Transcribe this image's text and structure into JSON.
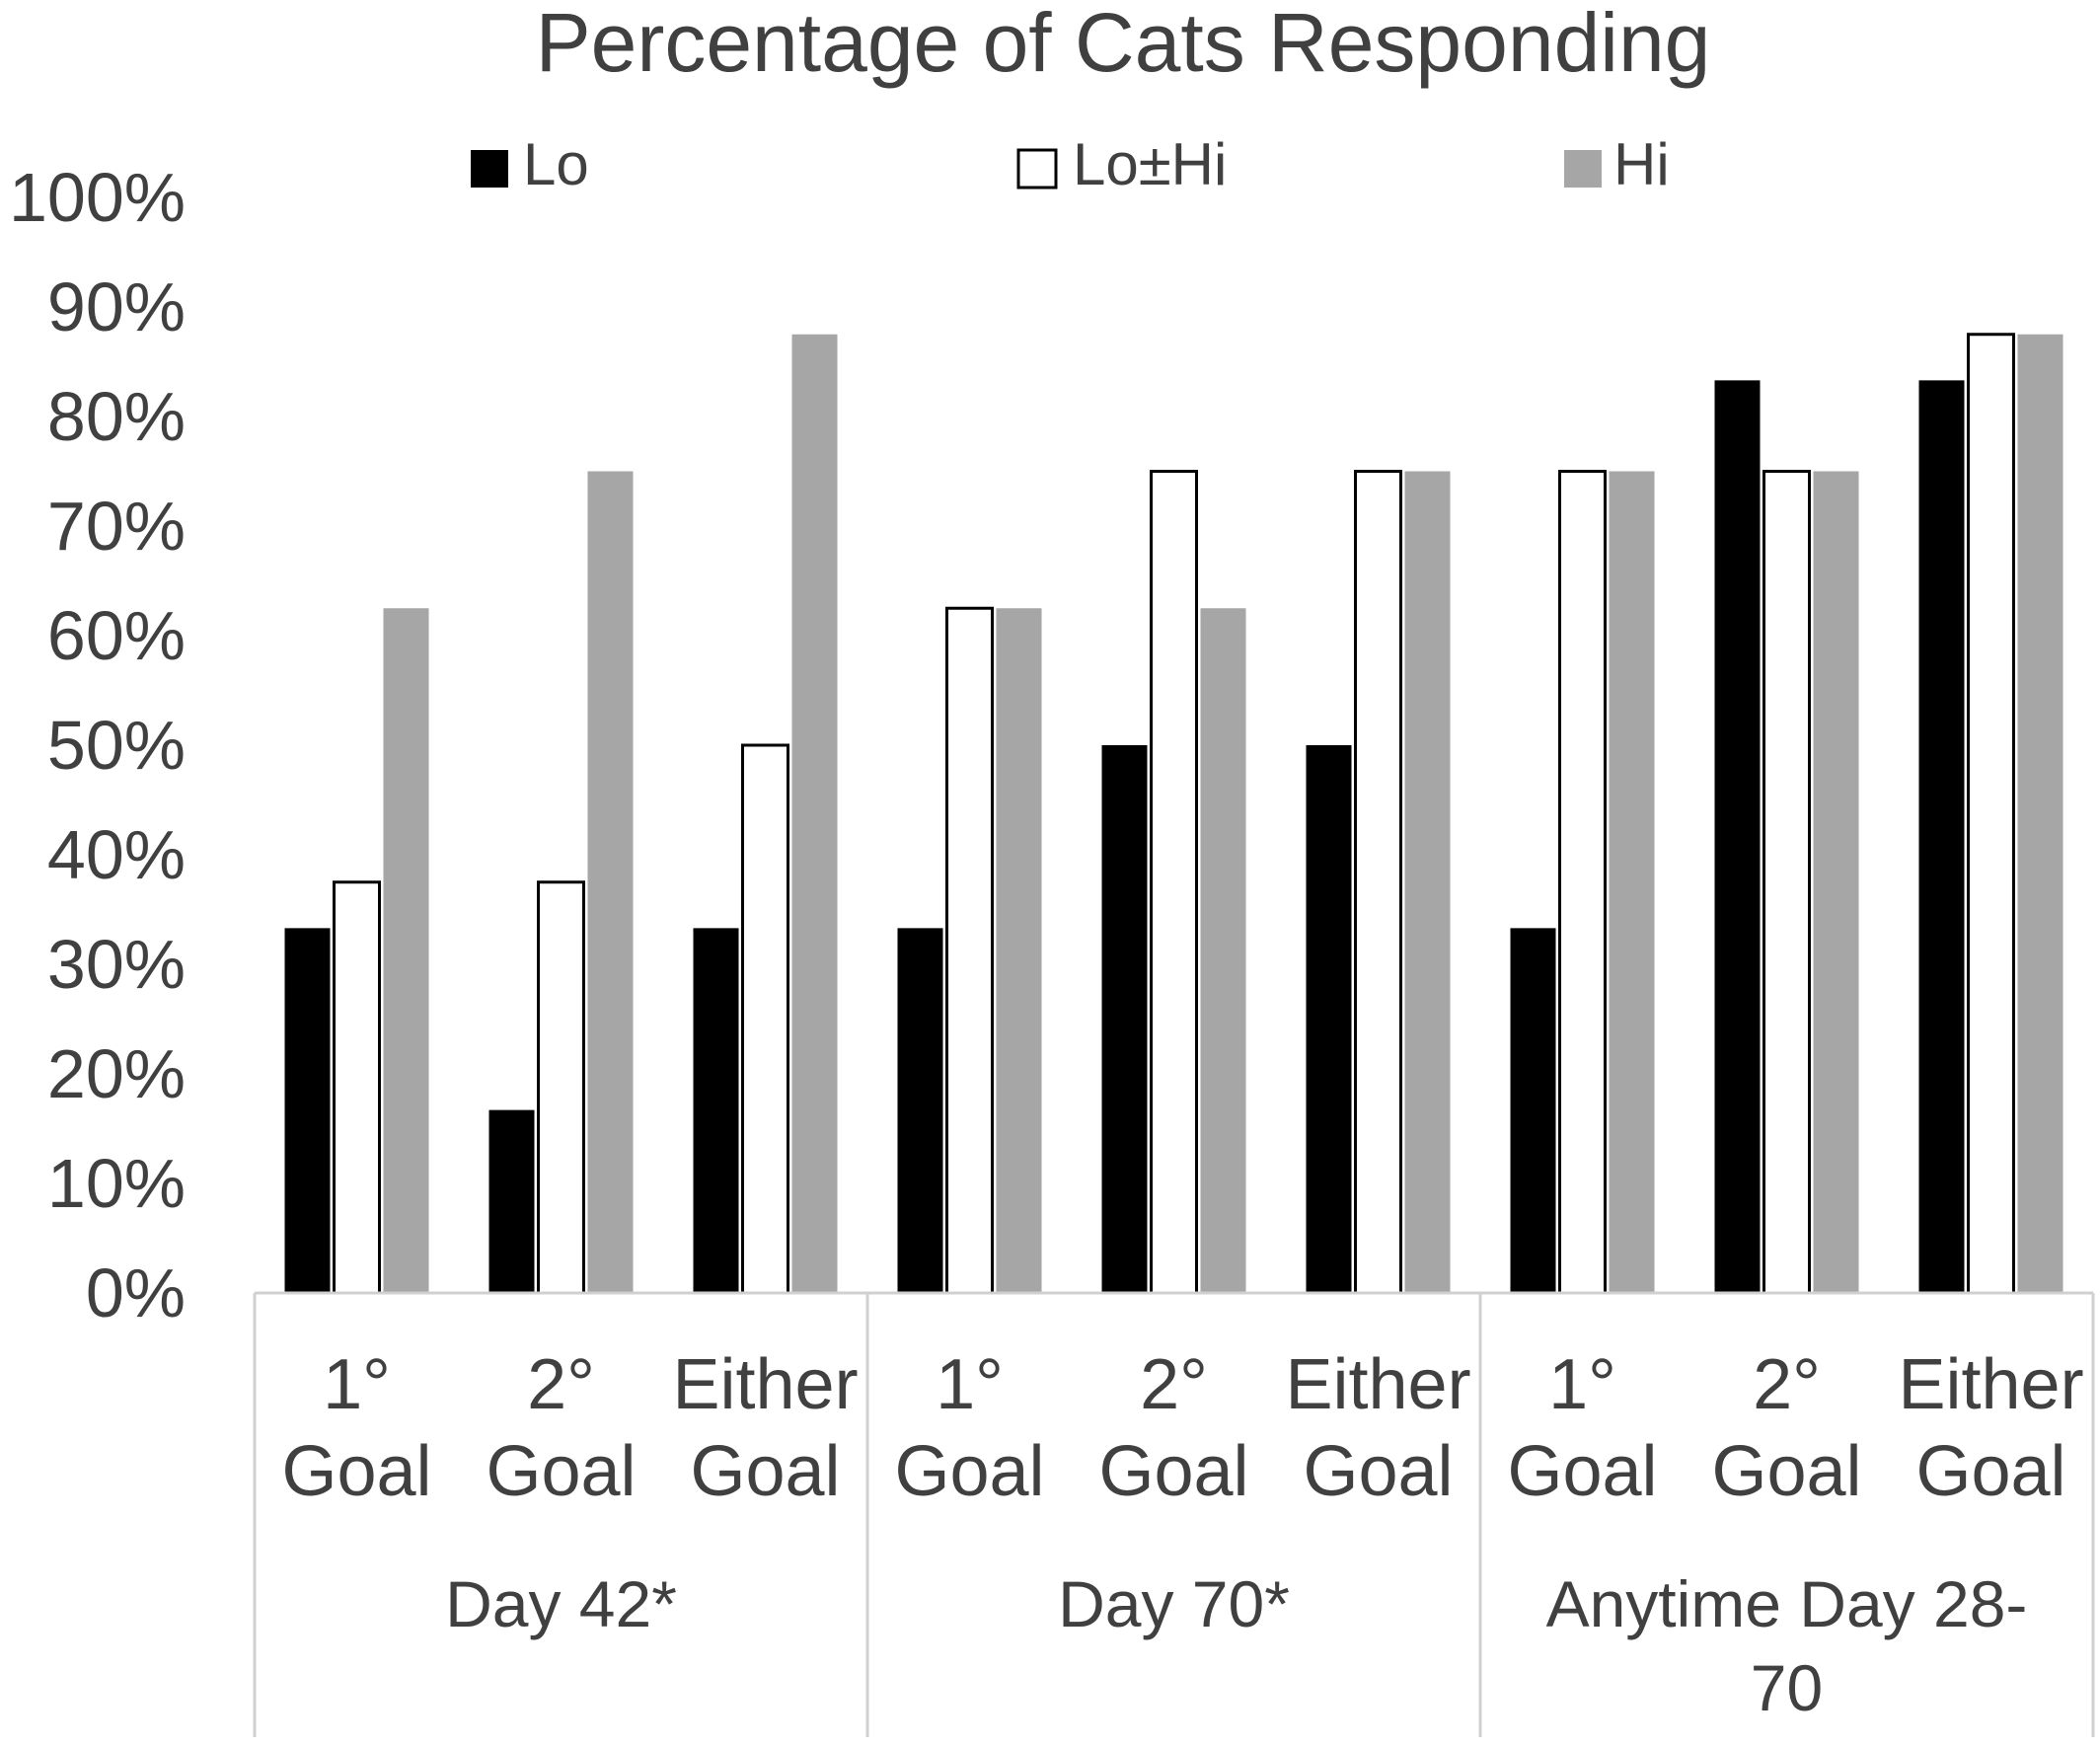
{
  "chart_data": {
    "type": "bar",
    "title": "Percentage of Cats Responding",
    "xlabel": "",
    "ylabel": "",
    "ylim": [
      0,
      100
    ],
    "yticks": [
      "0%",
      "10%",
      "20%",
      "30%",
      "40%",
      "50%",
      "60%",
      "70%",
      "80%",
      "90%",
      "100%"
    ],
    "grid": false,
    "legend_position": "top",
    "groups": [
      {
        "label": "Day 42*",
        "categories": [
          [
            "1°",
            "Goal"
          ],
          [
            "2°",
            "Goal"
          ],
          [
            "Either",
            "Goal"
          ]
        ]
      },
      {
        "label": "Day 70*",
        "categories": [
          [
            "1°",
            "Goal"
          ],
          [
            "2°",
            "Goal"
          ],
          [
            "Either",
            "Goal"
          ]
        ]
      },
      {
        "label": [
          "Anytime Day 28-",
          "70"
        ],
        "categories": [
          [
            "1°",
            "Goal"
          ],
          [
            "2°",
            "Goal"
          ],
          [
            "Either",
            "Goal"
          ]
        ]
      }
    ],
    "series": [
      {
        "name": "Lo",
        "color": "#000000",
        "values": [
          33.3,
          16.7,
          33.3,
          33.3,
          50,
          50,
          33.3,
          83.3,
          83.3
        ]
      },
      {
        "name": "Lo±Hi",
        "color": "#ffffff",
        "values": [
          37.5,
          37.5,
          50,
          62.5,
          75,
          75,
          75,
          75,
          87.5
        ]
      },
      {
        "name": "Hi",
        "color": "#a6a6a6",
        "values": [
          62.5,
          75,
          87.5,
          62.5,
          62.5,
          75,
          75,
          75,
          87.5
        ]
      }
    ]
  }
}
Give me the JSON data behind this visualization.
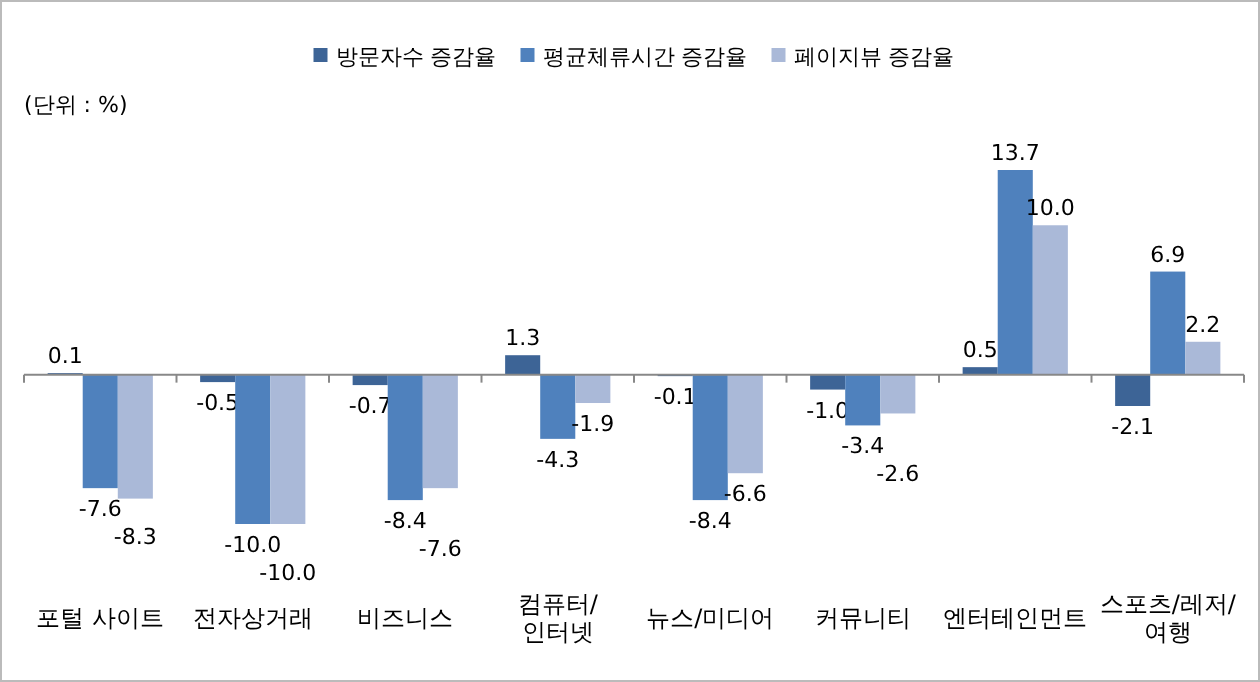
{
  "chart_data": {
    "type": "bar",
    "categories": [
      "포털 사이트",
      "전자상거래",
      "비즈니스",
      "컴퓨터/인터넷",
      "뉴스/미디어",
      "커뮤니티",
      "엔터테인먼트",
      "스포츠/레저/여행"
    ],
    "series": [
      {
        "name": "방문자수 증감율",
        "color": "#3d6496",
        "values": [
          0.1,
          -0.5,
          -0.7,
          1.3,
          -0.1,
          -1.0,
          0.5,
          -2.1
        ],
        "value_labels": [
          "0.1",
          "-0.5",
          "-0.7",
          "1.3",
          "-0.1",
          "-1.0",
          "0.5",
          "-2.1"
        ]
      },
      {
        "name": "평균체류시간 증감율",
        "color": "#4f81bd",
        "values": [
          -7.6,
          -10.0,
          -8.4,
          -4.3,
          -8.4,
          -3.4,
          13.7,
          6.9
        ],
        "value_labels": [
          "-7.6",
          "-10.0",
          "-8.4",
          "-4.3",
          "-8.4",
          "-3.4",
          "13.7",
          "6.9"
        ]
      },
      {
        "name": "페이지뷰 증감율",
        "color": "#aab9d8",
        "values": [
          -8.3,
          -10.0,
          -7.6,
          -1.9,
          -6.6,
          -2.6,
          10.0,
          2.2
        ],
        "value_labels": [
          "-8.3",
          "-10.0",
          "-7.6",
          "-1.9",
          "-6.6",
          "-2.6",
          "10.0",
          "2.2"
        ]
      }
    ],
    "annotations": [
      "(단위 : %)"
    ],
    "legend": "top"
  }
}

=-=-=

## Exercise
Say how many lines contain the string "name", giving nothing but the count.

## Finished answer
6